EXERCISE DETAILS: Each record must be reproduced exactly as it is shown.

DATA SUPPLIED:

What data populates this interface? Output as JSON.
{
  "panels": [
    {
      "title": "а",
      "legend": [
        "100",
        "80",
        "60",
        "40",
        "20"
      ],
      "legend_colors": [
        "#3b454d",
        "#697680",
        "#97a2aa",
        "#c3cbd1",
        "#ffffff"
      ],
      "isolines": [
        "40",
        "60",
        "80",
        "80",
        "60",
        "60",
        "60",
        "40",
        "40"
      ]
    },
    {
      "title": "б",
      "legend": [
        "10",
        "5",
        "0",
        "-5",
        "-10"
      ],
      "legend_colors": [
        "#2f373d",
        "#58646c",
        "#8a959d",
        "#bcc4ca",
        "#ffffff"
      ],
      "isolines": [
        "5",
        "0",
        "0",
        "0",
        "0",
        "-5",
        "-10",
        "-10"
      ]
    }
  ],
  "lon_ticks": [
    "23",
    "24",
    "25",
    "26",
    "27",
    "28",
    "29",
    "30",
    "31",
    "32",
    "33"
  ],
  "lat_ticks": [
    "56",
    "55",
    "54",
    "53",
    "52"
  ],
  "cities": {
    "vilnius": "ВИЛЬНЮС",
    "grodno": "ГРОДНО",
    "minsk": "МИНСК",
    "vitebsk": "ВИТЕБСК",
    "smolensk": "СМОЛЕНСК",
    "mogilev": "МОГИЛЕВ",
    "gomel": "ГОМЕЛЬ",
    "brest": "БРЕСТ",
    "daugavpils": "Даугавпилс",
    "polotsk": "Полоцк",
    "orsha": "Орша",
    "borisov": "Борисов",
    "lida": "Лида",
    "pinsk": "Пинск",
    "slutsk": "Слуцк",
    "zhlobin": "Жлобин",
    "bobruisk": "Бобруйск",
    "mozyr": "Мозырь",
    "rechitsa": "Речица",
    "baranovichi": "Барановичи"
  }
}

WRITTEN ANSWER:
What data populates this interface? Output as JSON.
{
  "panels": [
    {
      "title": "а",
      "legend": [
        "100",
        "80",
        "60",
        "40",
        "20"
      ],
      "legend_colors": [
        "#3b454d",
        "#697680",
        "#97a2aa",
        "#c3cbd1",
        "#ffffff"
      ],
      "isolines": [
        "40",
        "60",
        "80",
        "80",
        "60",
        "60",
        "60",
        "40",
        "40"
      ]
    },
    {
      "title": "б",
      "legend": [
        "10",
        "5",
        "0",
        "-5",
        "-10"
      ],
      "legend_colors": [
        "#2f373d",
        "#58646c",
        "#8a959d",
        "#bcc4ca",
        "#ffffff"
      ],
      "isolines": [
        "5",
        "0",
        "0",
        "0",
        "0",
        "-5",
        "-10",
        "-10"
      ]
    }
  ],
  "lon_ticks": [
    "23",
    "24",
    "25",
    "26",
    "27",
    "28",
    "29",
    "30",
    "31",
    "32",
    "33"
  ],
  "lat_ticks": [
    "56",
    "55",
    "54",
    "53",
    "52"
  ],
  "cities": {
    "vilnius": "ВИЛЬНЮС",
    "grodno": "ГРОДНО",
    "minsk": "МИНСК",
    "vitebsk": "ВИТЕБСК",
    "smolensk": "СМОЛЕНСК",
    "mogilev": "МОГИЛЕВ",
    "gomel": "ГОМЕЛЬ",
    "brest": "БРЕСТ",
    "daugavpils": "Даугавпилс",
    "polotsk": "Полоцк",
    "orsha": "Орша",
    "borisov": "Борисов",
    "lida": "Лида",
    "pinsk": "Пинск",
    "slutsk": "Слуцк",
    "zhlobin": "Жлобин",
    "bobruisk": "Бобруйск",
    "mozyr": "Мозырь",
    "rechitsa": "Речица",
    "baranovichi": "Барановичи"
  }
}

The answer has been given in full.